• [Task prompt]: Set every record down verbatim and omit the pictures.
━━━━
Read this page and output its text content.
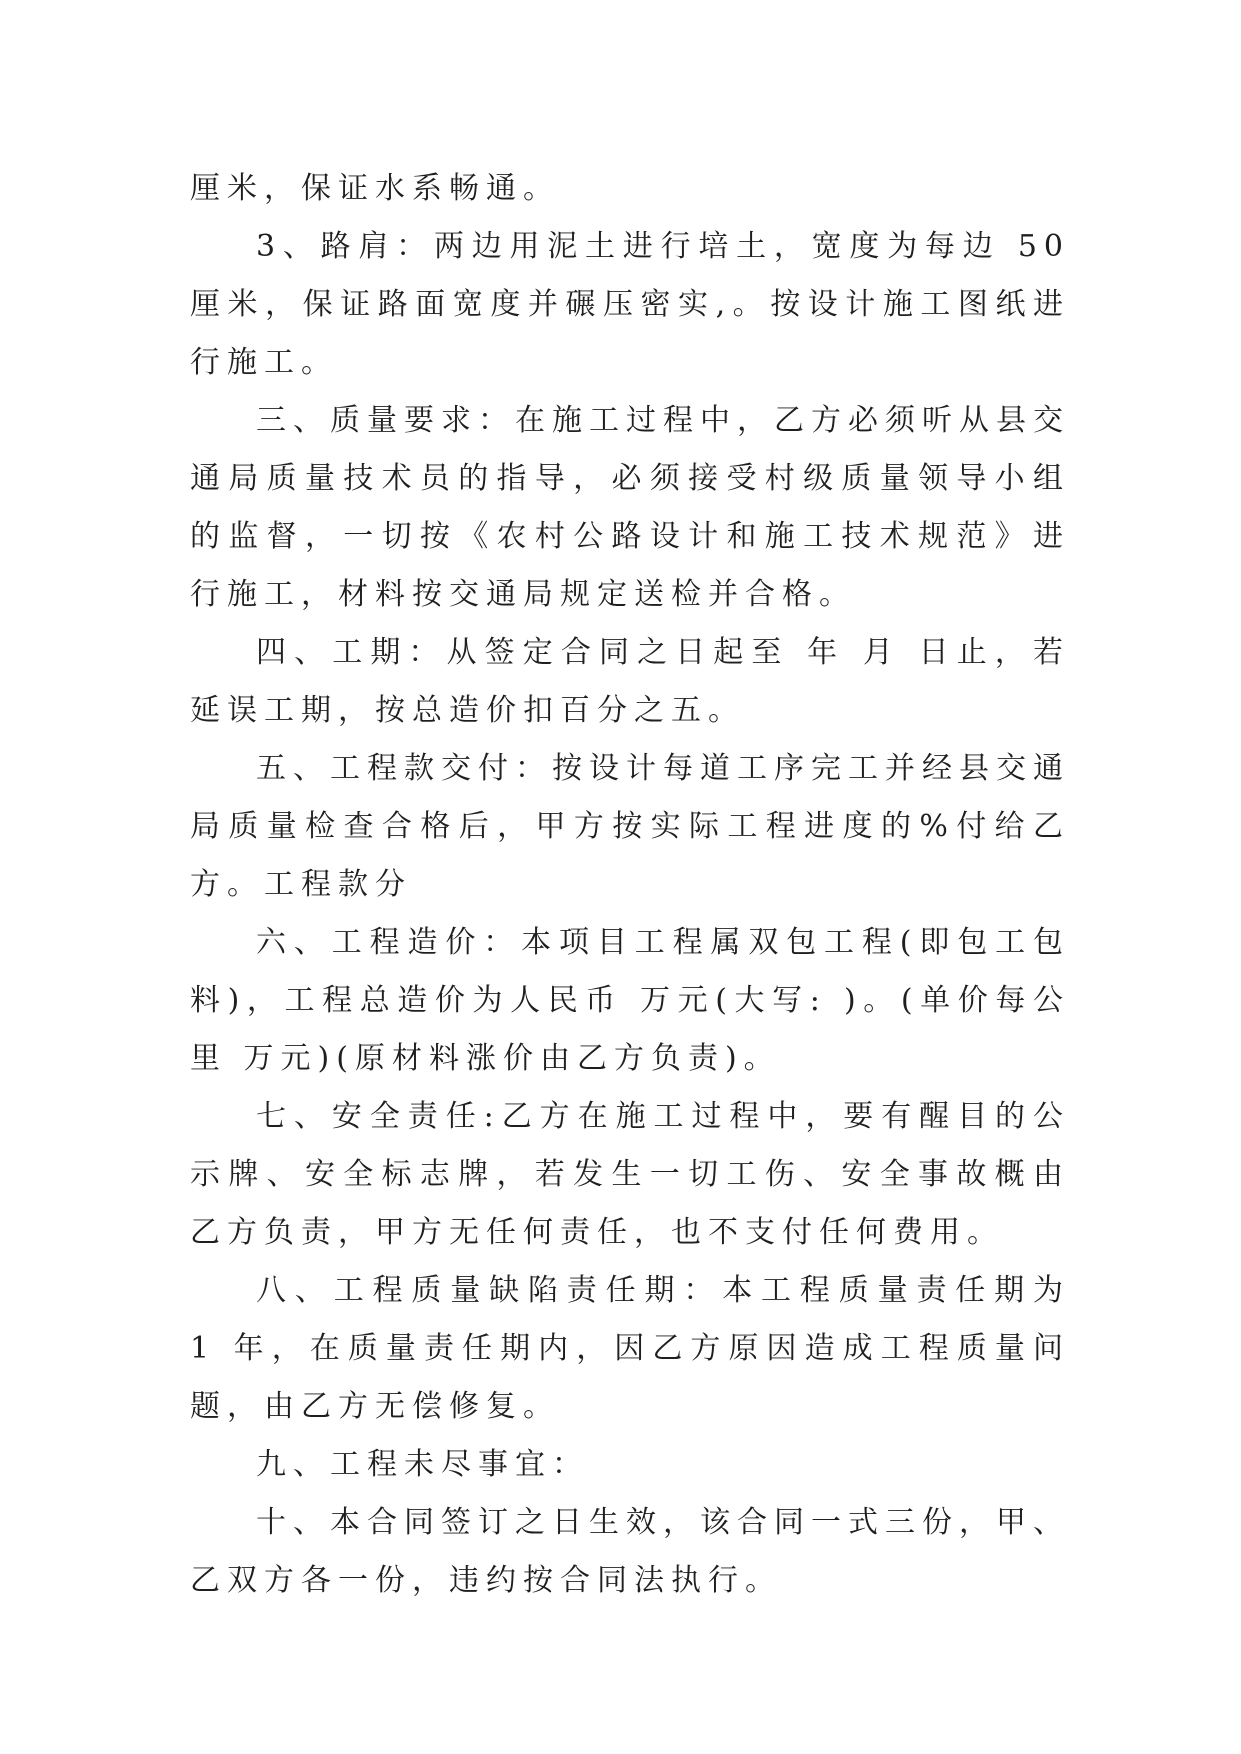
厘米，保证水系畅通。

3、路肩：两边用泥土进行培土，宽度为每边 50 厘米，保证路面宽度并碾压密实,。按设计施工图纸进行施工。

三、质量要求：在施工过程中，乙方必须听从县交通局质量技术员的指导，必须接受村级质量领导小组的监督，一切按《农村公路设计和施工技术规范》进行施工，材料按交通局规定送检并合格。

四、工期：从签定合同之日起至 年 月 日止，若延误工期，按总造价扣百分之五。

五、工程款交付：按设计每道工序完工并经县交通局质量检查合格后，甲方按实际工程进度的%付给乙方。工程款分

六、工程造价：本项目工程属双包工程(即包工包料)，工程总造价为人民币 万元(大写: )。(单价每公里 万元)(原材料涨价由乙方负责)。

七、安全责任:乙方在施工过程中，要有醒目的公示牌、安全标志牌，若发生一切工伤、安全事故概由乙方负责，甲方无任何责任，也不支付任何费用。

八、工程质量缺陷责任期：本工程质量责任期为 1 年，在质量责任期内，因乙方原因造成工程质量问题，由乙方无偿修复。

九、工程未尽事宜：

十、本合同签订之日生效，该合同一式三份，甲、乙双方各一份，违约按合同法执行。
━━━━
• [Answer for this exercise]:
Read this page and output its text content.
厘米，保证水系畅通。

3、路肩：两边用泥土进行培土，宽度为每边 50 厘米，保证路面宽度并碾压密实,。按设计施工图纸进行施工。

三、质量要求：在施工过程中，乙方必须听从县交通局质量技术员的指导，必须接受村级质量领导小组的监督，一切按《农村公路设计和施工技术规范》进行施工，材料按交通局规定送检并合格。

四、工期：从签定合同之日起至 年 月 日止，若延误工期，按总造价扣百分之五。

五、工程款交付：按设计每道工序完工并经县交通局质量检查合格后，甲方按实际工程进度的%付给乙方。工程款分

六、工程造价：本项目工程属双包工程(即包工包料)，工程总造价为人民币 万元(大写: )。(单价每公里 万元)(原材料涨价由乙方负责)。

七、安全责任:乙方在施工过程中，要有醒目的公示牌、安全标志牌，若发生一切工伤、安全事故概由乙方负责，甲方无任何责任，也不支付任何费用。

八、工程质量缺陷责任期：本工程质量责任期为 1 年，在质量责任期内，因乙方原因造成工程质量问题，由乙方无偿修复。

九、工程未尽事宜：

十、本合同签订之日生效，该合同一式三份，甲、乙双方各一份，违约按合同法执行。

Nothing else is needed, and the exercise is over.